begin Records supplied

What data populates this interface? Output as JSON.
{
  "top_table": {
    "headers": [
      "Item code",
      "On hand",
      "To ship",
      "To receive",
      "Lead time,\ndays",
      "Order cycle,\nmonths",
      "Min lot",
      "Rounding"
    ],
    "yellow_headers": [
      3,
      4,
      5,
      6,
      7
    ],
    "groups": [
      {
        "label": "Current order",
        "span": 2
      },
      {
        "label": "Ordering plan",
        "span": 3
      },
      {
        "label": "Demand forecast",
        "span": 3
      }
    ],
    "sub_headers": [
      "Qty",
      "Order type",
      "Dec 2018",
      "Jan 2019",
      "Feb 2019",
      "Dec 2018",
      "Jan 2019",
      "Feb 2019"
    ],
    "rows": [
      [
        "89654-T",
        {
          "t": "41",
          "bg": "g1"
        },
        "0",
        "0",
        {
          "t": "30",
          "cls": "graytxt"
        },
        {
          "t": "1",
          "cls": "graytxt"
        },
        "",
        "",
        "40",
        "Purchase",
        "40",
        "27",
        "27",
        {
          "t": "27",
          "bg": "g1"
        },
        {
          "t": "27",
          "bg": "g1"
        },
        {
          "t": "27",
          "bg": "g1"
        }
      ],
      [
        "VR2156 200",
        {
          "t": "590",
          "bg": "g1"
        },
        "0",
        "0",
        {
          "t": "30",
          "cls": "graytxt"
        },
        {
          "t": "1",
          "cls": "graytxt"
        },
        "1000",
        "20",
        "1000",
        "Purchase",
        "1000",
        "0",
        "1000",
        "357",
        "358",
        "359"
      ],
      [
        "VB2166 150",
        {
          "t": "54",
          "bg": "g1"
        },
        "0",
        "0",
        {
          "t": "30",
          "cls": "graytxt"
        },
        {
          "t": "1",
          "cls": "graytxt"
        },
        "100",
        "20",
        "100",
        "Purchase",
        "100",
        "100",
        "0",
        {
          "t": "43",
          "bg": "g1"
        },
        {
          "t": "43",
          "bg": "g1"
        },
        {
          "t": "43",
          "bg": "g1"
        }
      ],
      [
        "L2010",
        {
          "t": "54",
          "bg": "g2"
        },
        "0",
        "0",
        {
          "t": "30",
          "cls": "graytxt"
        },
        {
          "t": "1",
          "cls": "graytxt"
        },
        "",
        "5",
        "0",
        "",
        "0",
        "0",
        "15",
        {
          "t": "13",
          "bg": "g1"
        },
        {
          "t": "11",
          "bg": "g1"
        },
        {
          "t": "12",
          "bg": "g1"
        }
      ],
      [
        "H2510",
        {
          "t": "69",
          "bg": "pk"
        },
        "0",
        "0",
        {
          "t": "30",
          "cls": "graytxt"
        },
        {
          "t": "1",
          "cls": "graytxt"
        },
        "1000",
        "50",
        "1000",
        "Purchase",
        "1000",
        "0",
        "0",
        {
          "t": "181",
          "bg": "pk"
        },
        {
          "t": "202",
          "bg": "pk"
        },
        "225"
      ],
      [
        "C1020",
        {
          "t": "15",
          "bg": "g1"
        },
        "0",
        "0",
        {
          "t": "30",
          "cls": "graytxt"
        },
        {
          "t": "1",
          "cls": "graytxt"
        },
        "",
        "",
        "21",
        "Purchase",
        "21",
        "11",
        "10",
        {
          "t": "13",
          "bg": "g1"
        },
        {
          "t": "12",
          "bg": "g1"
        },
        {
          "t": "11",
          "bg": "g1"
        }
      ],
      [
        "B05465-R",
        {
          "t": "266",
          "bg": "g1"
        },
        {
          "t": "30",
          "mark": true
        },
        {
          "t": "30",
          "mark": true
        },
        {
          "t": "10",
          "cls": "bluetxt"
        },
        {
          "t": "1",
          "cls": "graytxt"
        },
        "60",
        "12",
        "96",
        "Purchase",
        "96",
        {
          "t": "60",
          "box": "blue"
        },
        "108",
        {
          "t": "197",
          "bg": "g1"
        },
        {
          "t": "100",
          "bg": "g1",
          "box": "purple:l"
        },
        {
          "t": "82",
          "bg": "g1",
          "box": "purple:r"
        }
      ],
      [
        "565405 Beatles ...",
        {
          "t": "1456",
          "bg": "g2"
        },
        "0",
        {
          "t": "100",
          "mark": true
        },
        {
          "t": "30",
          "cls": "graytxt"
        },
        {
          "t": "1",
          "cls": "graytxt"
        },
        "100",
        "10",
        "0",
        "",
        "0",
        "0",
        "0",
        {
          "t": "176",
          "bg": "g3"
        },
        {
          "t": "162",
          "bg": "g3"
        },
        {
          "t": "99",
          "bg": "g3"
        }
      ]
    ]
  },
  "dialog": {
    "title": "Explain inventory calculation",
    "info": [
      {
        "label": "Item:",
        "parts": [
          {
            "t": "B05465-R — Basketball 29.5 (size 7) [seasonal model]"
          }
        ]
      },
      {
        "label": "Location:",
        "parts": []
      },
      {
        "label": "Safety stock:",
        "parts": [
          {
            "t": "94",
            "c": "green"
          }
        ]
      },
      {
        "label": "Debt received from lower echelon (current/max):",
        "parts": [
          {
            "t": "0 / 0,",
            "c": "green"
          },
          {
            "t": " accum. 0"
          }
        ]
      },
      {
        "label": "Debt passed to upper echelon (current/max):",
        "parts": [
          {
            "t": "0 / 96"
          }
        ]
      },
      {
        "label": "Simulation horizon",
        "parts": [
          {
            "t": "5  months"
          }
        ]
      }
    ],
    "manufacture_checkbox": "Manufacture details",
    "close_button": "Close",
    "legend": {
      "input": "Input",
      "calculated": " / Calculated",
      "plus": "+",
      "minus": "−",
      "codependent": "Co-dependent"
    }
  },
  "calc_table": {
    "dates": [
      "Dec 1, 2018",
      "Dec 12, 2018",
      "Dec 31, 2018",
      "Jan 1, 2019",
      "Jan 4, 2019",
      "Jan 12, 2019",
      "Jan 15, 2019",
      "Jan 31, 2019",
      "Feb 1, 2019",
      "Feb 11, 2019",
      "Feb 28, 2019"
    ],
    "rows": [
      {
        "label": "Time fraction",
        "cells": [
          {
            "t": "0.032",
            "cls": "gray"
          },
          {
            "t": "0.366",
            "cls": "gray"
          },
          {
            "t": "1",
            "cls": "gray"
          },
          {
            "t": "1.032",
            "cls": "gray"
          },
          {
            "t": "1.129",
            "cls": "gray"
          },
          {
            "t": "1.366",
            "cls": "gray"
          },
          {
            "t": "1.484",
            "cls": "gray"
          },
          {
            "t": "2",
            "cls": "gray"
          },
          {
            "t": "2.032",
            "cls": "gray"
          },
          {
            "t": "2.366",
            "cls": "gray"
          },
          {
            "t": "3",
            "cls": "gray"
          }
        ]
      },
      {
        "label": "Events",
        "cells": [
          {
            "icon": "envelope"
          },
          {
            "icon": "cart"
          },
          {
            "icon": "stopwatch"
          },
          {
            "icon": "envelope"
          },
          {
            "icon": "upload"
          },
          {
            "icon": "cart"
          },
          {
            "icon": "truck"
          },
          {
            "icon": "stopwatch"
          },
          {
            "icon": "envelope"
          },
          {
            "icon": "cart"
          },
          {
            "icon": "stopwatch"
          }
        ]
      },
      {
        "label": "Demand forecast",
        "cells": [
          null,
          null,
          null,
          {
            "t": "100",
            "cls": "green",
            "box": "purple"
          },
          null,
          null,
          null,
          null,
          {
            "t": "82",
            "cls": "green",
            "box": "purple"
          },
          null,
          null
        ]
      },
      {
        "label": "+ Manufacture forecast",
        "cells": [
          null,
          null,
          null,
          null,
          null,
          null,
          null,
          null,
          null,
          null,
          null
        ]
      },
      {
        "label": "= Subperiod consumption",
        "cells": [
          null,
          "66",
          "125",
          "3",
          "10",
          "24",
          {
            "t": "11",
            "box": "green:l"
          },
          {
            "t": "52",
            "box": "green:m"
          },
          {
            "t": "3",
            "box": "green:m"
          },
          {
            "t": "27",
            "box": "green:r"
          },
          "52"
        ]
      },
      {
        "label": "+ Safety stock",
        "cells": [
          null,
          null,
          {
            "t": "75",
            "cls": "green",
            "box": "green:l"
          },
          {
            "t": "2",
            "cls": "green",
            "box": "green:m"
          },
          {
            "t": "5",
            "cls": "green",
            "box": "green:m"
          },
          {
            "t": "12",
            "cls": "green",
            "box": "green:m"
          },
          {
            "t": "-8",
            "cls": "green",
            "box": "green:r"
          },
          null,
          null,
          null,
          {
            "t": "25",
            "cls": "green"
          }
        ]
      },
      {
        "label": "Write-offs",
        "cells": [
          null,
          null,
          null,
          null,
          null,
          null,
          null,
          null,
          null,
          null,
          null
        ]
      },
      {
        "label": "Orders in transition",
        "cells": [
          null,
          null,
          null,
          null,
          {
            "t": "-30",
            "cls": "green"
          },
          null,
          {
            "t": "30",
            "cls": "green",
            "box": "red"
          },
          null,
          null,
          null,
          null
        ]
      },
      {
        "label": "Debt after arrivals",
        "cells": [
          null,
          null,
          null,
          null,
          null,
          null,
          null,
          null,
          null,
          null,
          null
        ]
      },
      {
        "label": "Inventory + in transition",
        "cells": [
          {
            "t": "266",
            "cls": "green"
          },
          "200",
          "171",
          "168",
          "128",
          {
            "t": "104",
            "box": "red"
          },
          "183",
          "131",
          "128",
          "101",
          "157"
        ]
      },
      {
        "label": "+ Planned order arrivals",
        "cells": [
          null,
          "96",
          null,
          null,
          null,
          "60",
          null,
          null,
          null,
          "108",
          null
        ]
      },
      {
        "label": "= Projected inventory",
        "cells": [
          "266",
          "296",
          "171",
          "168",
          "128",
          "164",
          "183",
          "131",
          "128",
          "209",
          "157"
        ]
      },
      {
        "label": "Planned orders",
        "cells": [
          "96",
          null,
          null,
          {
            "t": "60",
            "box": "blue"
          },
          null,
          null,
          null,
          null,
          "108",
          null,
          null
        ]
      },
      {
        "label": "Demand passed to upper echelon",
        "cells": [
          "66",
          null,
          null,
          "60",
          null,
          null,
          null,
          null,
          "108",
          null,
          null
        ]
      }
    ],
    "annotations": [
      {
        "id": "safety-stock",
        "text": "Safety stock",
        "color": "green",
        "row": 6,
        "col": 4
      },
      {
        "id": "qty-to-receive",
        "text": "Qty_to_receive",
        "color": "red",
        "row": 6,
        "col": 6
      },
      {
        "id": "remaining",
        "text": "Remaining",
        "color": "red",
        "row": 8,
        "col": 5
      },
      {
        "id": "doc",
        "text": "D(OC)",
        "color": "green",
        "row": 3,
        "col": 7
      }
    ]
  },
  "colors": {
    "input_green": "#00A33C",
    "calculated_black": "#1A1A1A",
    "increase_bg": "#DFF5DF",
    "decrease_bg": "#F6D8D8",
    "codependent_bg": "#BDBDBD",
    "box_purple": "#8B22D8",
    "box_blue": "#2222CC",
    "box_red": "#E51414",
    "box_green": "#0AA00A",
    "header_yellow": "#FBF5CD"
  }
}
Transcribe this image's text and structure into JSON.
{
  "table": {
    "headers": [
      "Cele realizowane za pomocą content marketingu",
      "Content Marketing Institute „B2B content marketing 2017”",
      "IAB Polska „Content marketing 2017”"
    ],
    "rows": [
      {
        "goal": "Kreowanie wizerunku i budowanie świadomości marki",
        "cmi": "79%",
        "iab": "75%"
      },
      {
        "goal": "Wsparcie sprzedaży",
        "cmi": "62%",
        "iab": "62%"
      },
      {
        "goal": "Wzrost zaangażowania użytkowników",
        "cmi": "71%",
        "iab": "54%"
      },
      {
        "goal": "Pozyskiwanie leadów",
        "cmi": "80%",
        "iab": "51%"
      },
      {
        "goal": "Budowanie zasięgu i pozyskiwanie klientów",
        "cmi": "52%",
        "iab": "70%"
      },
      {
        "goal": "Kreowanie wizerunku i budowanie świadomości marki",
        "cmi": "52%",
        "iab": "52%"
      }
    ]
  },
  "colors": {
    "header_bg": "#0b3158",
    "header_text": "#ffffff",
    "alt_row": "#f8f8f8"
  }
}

end Records supplied

### [Directive]
Copy out all lines that carry the word "Manufacture".

### [Correct output]
    "manufacture_checkbox": "Manufacture details",
        "label": "+ Manufacture forecast",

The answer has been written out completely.